*What to work on*
Examine the material below. Gather every line in which the string "przy" appears.
-- START Stored records --
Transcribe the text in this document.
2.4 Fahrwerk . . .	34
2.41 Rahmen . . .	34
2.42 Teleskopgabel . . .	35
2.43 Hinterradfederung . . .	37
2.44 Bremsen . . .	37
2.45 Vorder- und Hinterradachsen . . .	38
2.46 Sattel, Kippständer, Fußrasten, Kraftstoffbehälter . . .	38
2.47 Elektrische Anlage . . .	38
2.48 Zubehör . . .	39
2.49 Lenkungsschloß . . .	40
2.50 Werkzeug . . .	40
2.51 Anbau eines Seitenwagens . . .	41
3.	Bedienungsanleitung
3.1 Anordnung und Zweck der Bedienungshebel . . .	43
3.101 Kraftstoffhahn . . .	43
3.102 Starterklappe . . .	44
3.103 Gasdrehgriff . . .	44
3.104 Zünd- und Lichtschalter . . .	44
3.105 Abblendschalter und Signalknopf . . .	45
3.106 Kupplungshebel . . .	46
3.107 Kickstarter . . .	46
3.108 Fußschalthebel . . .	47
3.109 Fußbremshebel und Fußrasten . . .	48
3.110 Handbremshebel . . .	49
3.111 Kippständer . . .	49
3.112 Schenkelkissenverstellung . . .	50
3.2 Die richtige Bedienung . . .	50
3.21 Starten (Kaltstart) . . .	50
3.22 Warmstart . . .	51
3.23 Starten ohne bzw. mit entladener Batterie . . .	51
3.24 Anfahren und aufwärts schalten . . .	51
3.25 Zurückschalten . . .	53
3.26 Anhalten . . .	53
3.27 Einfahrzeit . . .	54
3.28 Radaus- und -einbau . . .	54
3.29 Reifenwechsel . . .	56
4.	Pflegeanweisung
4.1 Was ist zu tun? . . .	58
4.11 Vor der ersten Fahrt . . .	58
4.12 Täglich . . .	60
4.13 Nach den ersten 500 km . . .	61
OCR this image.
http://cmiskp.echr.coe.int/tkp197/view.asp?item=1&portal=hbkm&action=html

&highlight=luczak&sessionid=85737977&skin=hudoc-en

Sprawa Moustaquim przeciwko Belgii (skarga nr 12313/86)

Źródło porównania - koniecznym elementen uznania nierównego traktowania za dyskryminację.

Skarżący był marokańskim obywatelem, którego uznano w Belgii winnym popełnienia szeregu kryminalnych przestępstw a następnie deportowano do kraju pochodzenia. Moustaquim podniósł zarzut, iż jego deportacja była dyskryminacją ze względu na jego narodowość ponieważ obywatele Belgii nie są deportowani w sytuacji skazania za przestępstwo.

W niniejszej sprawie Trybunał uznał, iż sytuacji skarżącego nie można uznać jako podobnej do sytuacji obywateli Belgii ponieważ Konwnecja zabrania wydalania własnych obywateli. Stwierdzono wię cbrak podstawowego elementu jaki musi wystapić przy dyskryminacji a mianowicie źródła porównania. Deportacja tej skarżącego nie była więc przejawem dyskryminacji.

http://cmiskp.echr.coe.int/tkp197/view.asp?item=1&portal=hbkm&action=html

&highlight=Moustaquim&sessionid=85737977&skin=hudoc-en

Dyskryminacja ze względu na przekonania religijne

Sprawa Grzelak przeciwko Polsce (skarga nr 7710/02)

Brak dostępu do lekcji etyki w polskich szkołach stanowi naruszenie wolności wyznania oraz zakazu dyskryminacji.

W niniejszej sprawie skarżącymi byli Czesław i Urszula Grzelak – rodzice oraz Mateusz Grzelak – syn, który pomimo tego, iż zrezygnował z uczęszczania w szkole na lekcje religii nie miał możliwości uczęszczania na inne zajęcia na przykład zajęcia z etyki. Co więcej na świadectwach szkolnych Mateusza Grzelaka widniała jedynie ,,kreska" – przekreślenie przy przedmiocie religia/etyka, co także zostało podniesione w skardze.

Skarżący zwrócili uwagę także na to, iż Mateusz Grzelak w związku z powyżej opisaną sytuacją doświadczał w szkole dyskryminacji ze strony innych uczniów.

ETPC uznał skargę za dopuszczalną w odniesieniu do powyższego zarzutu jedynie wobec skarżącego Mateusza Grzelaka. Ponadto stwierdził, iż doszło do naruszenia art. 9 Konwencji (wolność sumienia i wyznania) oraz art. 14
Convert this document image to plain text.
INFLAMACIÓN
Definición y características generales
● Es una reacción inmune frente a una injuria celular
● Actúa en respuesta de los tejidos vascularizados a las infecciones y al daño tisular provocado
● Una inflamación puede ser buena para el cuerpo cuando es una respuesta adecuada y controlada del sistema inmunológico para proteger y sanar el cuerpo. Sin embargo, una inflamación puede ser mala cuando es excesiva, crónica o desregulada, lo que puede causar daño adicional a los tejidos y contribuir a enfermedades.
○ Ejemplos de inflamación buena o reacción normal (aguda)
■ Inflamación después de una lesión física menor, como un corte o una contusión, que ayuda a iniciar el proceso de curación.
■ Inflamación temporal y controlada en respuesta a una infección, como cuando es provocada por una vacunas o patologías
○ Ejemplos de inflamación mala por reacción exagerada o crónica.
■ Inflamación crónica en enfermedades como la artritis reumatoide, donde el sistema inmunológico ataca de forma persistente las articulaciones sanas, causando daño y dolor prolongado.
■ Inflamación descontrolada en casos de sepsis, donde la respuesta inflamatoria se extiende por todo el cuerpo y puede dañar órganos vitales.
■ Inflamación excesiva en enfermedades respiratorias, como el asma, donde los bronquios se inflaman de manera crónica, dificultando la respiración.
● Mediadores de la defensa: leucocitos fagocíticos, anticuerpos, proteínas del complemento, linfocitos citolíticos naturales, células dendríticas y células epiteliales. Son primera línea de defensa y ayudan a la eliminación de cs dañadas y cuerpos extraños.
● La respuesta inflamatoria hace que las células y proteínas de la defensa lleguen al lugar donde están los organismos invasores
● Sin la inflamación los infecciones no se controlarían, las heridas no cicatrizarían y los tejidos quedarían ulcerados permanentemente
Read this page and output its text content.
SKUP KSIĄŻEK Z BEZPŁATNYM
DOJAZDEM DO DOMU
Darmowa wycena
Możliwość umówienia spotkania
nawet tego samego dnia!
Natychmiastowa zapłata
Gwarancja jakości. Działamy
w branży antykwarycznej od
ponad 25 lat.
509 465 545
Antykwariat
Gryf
-- END Stored records --
*Response to the task*
W niniejszej sprawie Trybunał uznał, iż sytuacji skarżącego nie można uznać jako podobnej do sytuacji obywateli Belgii ponieważ Konwnecja zabrania wydalania własnych obywateli. Stwierdzono wię cbrak podstawowego elementu jaki musi wystapić przy dyskryminacji a mianowicie źródła porównania. Deportacja tej skarżącego nie była więc przejawem dyskryminacji.
W niniejszej sprawie skarżącymi byli Czesław i Urszula Grzelak – rodzice oraz Mateusz Grzelak – syn, który pomimo tego, iż zrezygnował z uczęszczania w szkole na lekcje religii nie miał możliwości uczęszczania na inne zajęcia na przykład zajęcia z etyki. Co więcej na świadectwach szkolnych Mateusza Grzelaka widniała jedynie ,,kreska" – przekreślenie przy przedmiocie religia/etyka, co także zostało podniesione w skardze.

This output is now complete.